**Stated exercise:** Go through the records and extract every line with the word "діяльності".

**Information shown:**
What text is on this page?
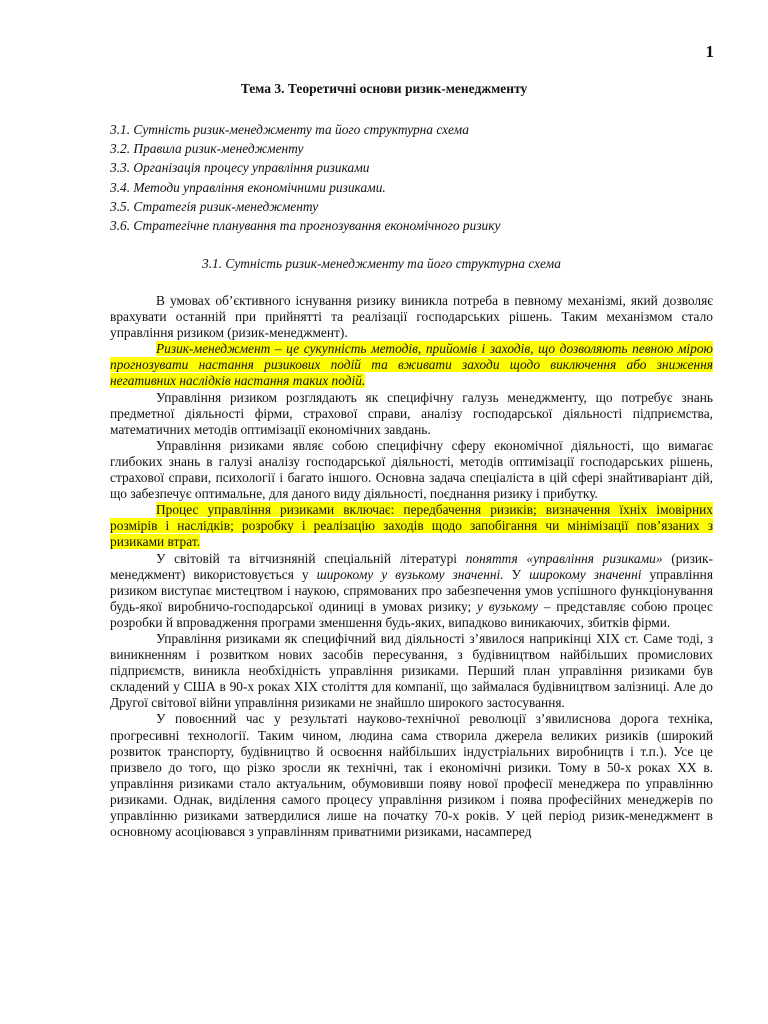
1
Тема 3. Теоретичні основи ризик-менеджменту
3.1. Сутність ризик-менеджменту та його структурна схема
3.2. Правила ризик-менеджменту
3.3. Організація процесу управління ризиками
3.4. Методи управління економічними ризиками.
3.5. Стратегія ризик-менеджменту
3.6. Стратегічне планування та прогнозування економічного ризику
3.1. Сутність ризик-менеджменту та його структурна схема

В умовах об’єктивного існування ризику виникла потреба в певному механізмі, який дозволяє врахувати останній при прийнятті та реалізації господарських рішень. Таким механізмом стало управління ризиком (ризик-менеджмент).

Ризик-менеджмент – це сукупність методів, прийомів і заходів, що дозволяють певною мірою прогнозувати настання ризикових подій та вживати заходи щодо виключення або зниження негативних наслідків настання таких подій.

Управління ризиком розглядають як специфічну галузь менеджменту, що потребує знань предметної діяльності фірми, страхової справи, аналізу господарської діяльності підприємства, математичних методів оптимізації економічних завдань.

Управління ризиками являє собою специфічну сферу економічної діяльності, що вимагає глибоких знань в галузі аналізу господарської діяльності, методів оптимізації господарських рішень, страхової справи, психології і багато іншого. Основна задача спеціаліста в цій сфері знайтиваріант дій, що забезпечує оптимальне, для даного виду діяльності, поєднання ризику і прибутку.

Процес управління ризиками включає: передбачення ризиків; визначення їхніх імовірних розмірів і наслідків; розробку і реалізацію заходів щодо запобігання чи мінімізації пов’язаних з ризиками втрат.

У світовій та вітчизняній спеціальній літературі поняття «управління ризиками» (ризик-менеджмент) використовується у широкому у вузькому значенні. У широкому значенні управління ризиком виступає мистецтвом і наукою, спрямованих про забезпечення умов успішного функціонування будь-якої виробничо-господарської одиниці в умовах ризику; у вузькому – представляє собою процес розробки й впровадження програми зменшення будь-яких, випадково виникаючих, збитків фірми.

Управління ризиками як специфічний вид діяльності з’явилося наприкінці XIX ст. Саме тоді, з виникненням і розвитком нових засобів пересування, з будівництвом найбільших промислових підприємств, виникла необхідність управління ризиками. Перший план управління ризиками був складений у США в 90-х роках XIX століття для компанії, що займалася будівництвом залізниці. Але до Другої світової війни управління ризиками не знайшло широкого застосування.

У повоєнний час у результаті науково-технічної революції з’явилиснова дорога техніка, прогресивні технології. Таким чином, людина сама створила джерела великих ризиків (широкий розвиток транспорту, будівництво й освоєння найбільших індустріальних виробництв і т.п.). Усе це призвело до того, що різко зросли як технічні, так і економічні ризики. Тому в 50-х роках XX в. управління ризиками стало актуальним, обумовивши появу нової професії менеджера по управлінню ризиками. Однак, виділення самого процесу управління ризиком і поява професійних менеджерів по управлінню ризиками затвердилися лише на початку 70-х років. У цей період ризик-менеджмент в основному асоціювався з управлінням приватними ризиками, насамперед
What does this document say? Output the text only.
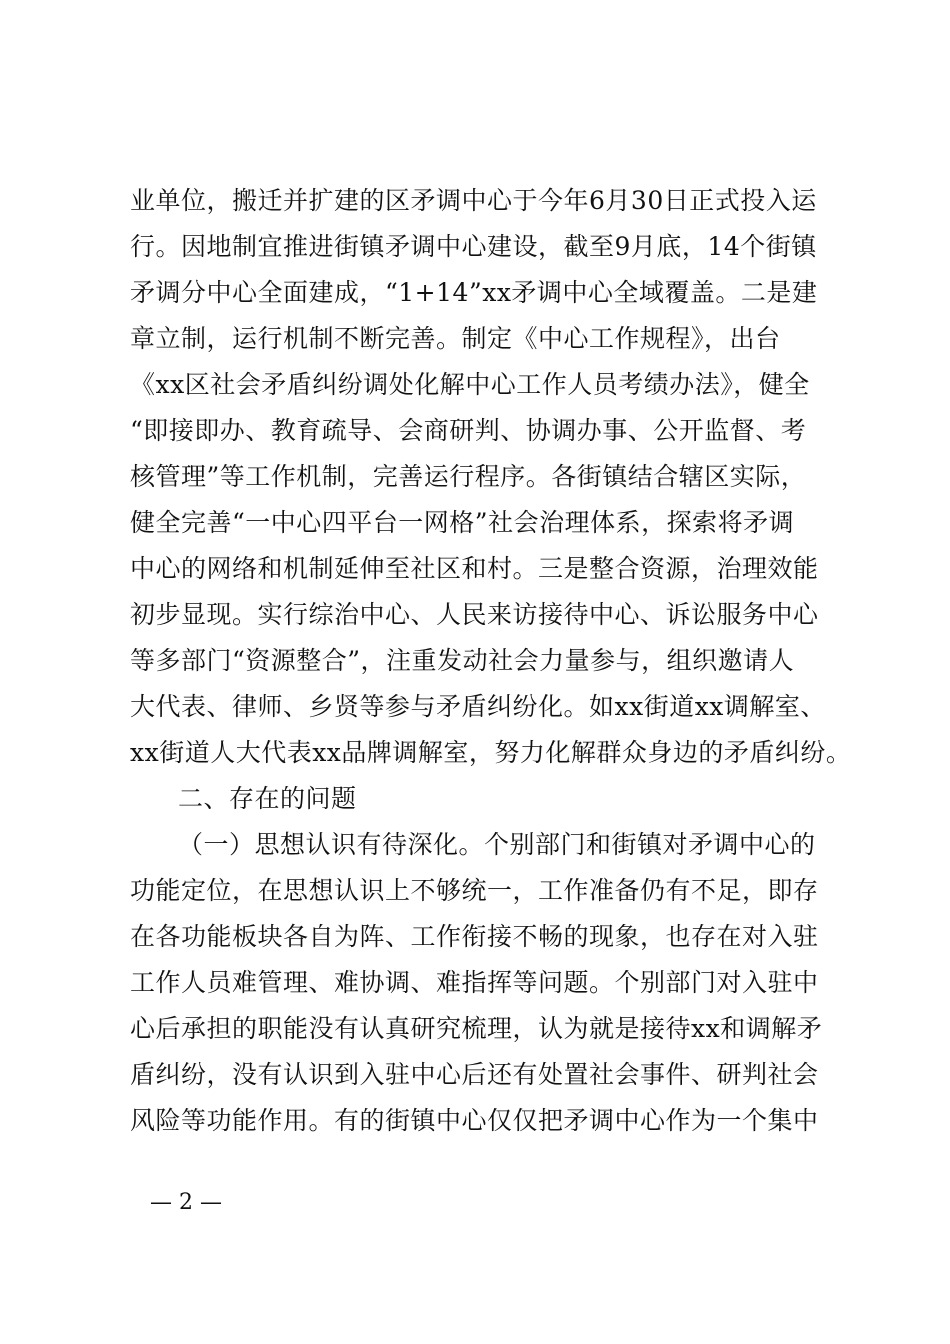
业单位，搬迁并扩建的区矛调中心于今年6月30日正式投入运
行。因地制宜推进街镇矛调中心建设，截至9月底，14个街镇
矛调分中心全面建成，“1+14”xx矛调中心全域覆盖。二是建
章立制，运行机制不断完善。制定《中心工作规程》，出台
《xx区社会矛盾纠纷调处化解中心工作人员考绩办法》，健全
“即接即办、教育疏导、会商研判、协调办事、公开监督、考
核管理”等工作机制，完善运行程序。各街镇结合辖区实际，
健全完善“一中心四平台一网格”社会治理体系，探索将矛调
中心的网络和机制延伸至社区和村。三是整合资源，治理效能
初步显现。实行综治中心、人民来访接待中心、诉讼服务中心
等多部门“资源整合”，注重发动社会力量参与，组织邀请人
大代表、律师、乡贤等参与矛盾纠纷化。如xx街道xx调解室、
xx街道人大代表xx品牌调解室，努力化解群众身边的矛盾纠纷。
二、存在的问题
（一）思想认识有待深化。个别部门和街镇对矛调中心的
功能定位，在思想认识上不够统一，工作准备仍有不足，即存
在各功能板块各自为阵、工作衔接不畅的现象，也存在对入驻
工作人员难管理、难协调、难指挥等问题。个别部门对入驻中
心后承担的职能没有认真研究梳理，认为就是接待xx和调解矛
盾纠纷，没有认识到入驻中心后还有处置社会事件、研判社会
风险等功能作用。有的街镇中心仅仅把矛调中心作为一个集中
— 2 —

**Problem solution:**
Управління ризиком розглядають як специфічну галузь менеджменту, що потребує знань предметної діяльності фірми, страхової справи, аналізу господарської діяльності підприємства, математичних методів оптимізації економічних завдань.
Управління ризиками являє собою специфічну сферу економічної діяльності, що вимагає глибоких знань в галузі аналізу господарської діяльності, методів оптимізації господарських рішень, страхової справи, психології і багато іншого. Основна задача спеціаліста в цій сфері знайтиваріант дій, що забезпечує оптимальне, для даного виду діяльності, поєднання ризику і прибутку.
Управління ризиками як специфічний вид діяльності з’явилося наприкінці XIX ст. Саме тоді, з виникненням і розвитком нових засобів пересування, з будівництвом найбільших промислових підприємств, виникла необхідність управління ризиками. Перший план управління ризиками був складений у США в 90-х роках XIX століття для компанії, що займалася будівництвом залізниці. Але до Другої світової війни управління ризиками не знайшло широкого застосування.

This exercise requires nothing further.